# START OF Stored rows

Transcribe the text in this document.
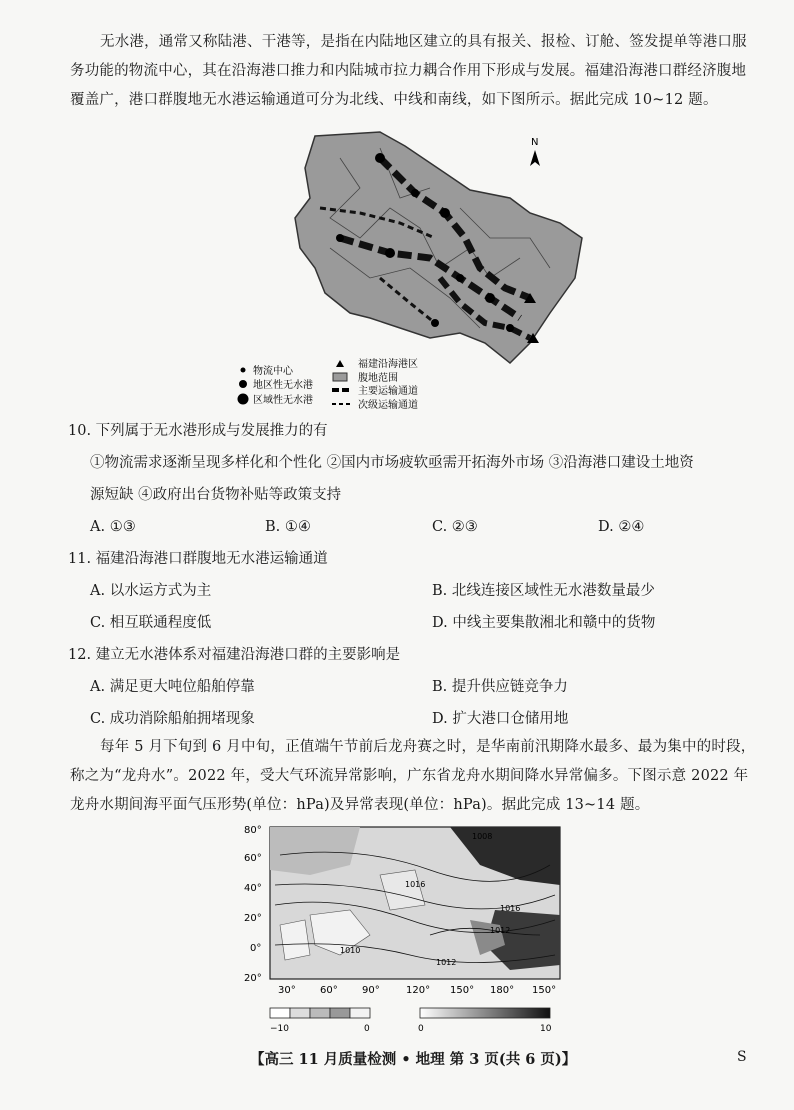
无水港，通常又称陆港、干港等，是指在内陆地区建立的具有报关、报检、订舱、签发提单等港口服务功能的物流中心，其在沿海港口推力和内陆城市拉力耦合作用下形成与发展。福建沿海港口群经济腹地覆盖广，港口群腹地无水港运输通道可分为北线、中线和南线，如下图所示。据此完成 10~12 题。

N
物流中心
地区性无水港
区域性无水港
福建沿海港区
腹地范围
主要运输通道
次级运输通道
10. 下列属于无水港形成与发展推力的有
①物流需求逐渐呈现多样化和个性化 ②国内市场疲软亟需开拓海外市场 ③沿海港口建设土地资
源短缺 ④政府出台货物补贴等政策支持
A. ①③	B. ①④	C. ②③	D. ②④
11. 福建沿海港口群腹地无水港运输通道
A. 以水运方式为主	B. 北线连接区域性无水港数量最少
C. 相互联通程度低	D. 中线主要集散湘北和赣中的货物
12. 建立无水港体系对福建沿海港口群的主要影响是
A. 满足更大吨位船舶停靠	B. 提升供应链竞争力
C. 成功消除船舶拥堵现象	D. 扩大港口仓储用地

每年 5 月下旬到 6 月中旬，正值端午节前后龙舟赛之时，是华南前汛期降水最多、最为集中的时段，称之为“龙舟水”。2022 年，受大气环流异常影响，广东省龙舟水期间降水异常偏多。下图示意 2022 年龙舟水期间海平面气压形势(单位：hPa)及异常表现(单位：hPa)。据此完成 13~14 题。

1008
1016
1012
1010
1012
1016
80°
60°
40°
20°
0°
20°
30° 60° 90°	120° 150° 180° 150°
−10	0	0	10
【高三 11 月质量检测 • 地理 第 3 页(共 6 页)】	S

# END OF Stored rows

• Task to complete: Leave the pictures out and copy the rest of the data exactly.

• Result:
Transcribe the text in this document.
无水港，通常又称陆港、干港等，是指在内陆地区建立的具有报关、报检、订舱、签发提单等港口服务功能的物流中心，其在沿海港口推力和内陆城市拉力耦合作用下形成与发展。福建沿海港口群经济腹地覆盖广，港口群腹地无水港运输通道可分为北线、中线和南线，如下图所示。据此完成 10~12 题。

N
物流中心
地区性无水港
区域性无水港
福建沿海港区
腹地范围
主要运输通道
次级运输通道
10. 下列属于无水港形成与发展推力的有
①物流需求逐渐呈现多样化和个性化 ②国内市场疲软亟需开拓海外市场 ③沿海港口建设土地资
源短缺 ④政府出台货物补贴等政策支持
A. ①③	B. ①④	C. ②③	D. ②④
11. 福建沿海港口群腹地无水港运输通道
A. 以水运方式为主	B. 北线连接区域性无水港数量最少
C. 相互联通程度低	D. 中线主要集散湘北和赣中的货物
12. 建立无水港体系对福建沿海港口群的主要影响是
A. 满足更大吨位船舶停靠	B. 提升供应链竞争力
C. 成功消除船舶拥堵现象	D. 扩大港口仓储用地

每年 5 月下旬到 6 月中旬，正值端午节前后龙舟赛之时，是华南前汛期降水最多、最为集中的时段，称之为“龙舟水”。2022 年，受大气环流异常影响，广东省龙舟水期间降水异常偏多。下图示意 2022 年龙舟水期间海平面气压形势(单位：hPa)及异常表现(单位：hPa)。据此完成 13~14 题。

1008
1016
1012
1010
1012
1016
80°
60°
40°
20°
0°
20°
30° 60° 90°	120° 150° 180° 150°
−10	0	0	10
【高三 11 月质量检测 • 地理 第 3 页(共 6 页)】	S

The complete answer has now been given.